Directions for this task >> Restate, word for word, every line of the data.

Collected data >>
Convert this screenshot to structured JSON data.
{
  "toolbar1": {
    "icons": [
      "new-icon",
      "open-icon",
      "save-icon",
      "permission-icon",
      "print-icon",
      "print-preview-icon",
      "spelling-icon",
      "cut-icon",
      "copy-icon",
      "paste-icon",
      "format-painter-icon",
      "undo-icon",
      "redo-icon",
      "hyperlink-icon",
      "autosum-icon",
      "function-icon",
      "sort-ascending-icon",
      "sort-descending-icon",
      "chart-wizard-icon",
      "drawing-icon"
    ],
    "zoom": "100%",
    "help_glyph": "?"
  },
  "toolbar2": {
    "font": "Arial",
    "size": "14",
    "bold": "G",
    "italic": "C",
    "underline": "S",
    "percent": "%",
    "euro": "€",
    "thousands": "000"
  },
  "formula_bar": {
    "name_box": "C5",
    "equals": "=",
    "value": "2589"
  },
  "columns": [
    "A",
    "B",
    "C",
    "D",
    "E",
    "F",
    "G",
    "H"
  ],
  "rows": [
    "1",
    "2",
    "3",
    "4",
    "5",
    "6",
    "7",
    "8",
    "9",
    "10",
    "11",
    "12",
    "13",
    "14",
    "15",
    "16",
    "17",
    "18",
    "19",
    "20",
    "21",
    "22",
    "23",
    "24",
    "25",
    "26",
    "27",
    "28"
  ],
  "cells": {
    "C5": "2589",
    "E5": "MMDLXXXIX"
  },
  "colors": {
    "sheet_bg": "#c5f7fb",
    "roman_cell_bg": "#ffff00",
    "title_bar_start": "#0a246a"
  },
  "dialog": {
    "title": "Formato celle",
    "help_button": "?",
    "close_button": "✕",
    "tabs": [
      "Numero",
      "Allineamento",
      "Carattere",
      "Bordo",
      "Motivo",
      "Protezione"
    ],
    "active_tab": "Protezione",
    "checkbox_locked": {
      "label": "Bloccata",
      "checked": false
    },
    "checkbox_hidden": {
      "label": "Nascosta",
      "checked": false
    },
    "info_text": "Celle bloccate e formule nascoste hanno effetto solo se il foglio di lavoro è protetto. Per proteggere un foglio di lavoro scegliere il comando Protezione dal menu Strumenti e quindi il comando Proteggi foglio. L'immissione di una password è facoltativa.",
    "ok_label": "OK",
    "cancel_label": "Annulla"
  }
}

Response to the task >>
Convert this screenshot to structured JSON data.
{
  "toolbar1": {
    "icons": [
      "new-icon",
      "open-icon",
      "save-icon",
      "permission-icon",
      "print-icon",
      "print-preview-icon",
      "spelling-icon",
      "cut-icon",
      "copy-icon",
      "paste-icon",
      "format-painter-icon",
      "undo-icon",
      "redo-icon",
      "hyperlink-icon",
      "autosum-icon",
      "function-icon",
      "sort-ascending-icon",
      "sort-descending-icon",
      "chart-wizard-icon",
      "drawing-icon"
    ],
    "zoom": "100%",
    "help_glyph": "?"
  },
  "toolbar2": {
    "font": "Arial",
    "size": "14",
    "bold": "G",
    "italic": "C",
    "underline": "S",
    "percent": "%",
    "euro": "€",
    "thousands": "000"
  },
  "formula_bar": {
    "name_box": "C5",
    "equals": "=",
    "value": "2589"
  },
  "columns": [
    "A",
    "B",
    "C",
    "D",
    "E",
    "F",
    "G",
    "H"
  ],
  "rows": [
    "1",
    "2",
    "3",
    "4",
    "5",
    "6",
    "7",
    "8",
    "9",
    "10",
    "11",
    "12",
    "13",
    "14",
    "15",
    "16",
    "17",
    "18",
    "19",
    "20",
    "21",
    "22",
    "23",
    "24",
    "25",
    "26",
    "27",
    "28"
  ],
  "cells": {
    "C5": "2589",
    "E5": "MMDLXXXIX"
  },
  "colors": {
    "sheet_bg": "#c5f7fb",
    "roman_cell_bg": "#ffff00",
    "title_bar_start": "#0a246a"
  },
  "dialog": {
    "title": "Formato celle",
    "help_button": "?",
    "close_button": "✕",
    "tabs": [
      "Numero",
      "Allineamento",
      "Carattere",
      "Bordo",
      "Motivo",
      "Protezione"
    ],
    "active_tab": "Protezione",
    "checkbox_locked": {
      "label": "Bloccata",
      "checked": false
    },
    "checkbox_hidden": {
      "label": "Nascosta",
      "checked": false
    },
    "info_text": "Celle bloccate e formule nascoste hanno effetto solo se il foglio di lavoro è protetto. Per proteggere un foglio di lavoro scegliere il comando Protezione dal menu Strumenti e quindi il comando Proteggi foglio. L'immissione di una password è facoltativa.",
    "ok_label": "OK",
    "cancel_label": "Annulla"
  }
}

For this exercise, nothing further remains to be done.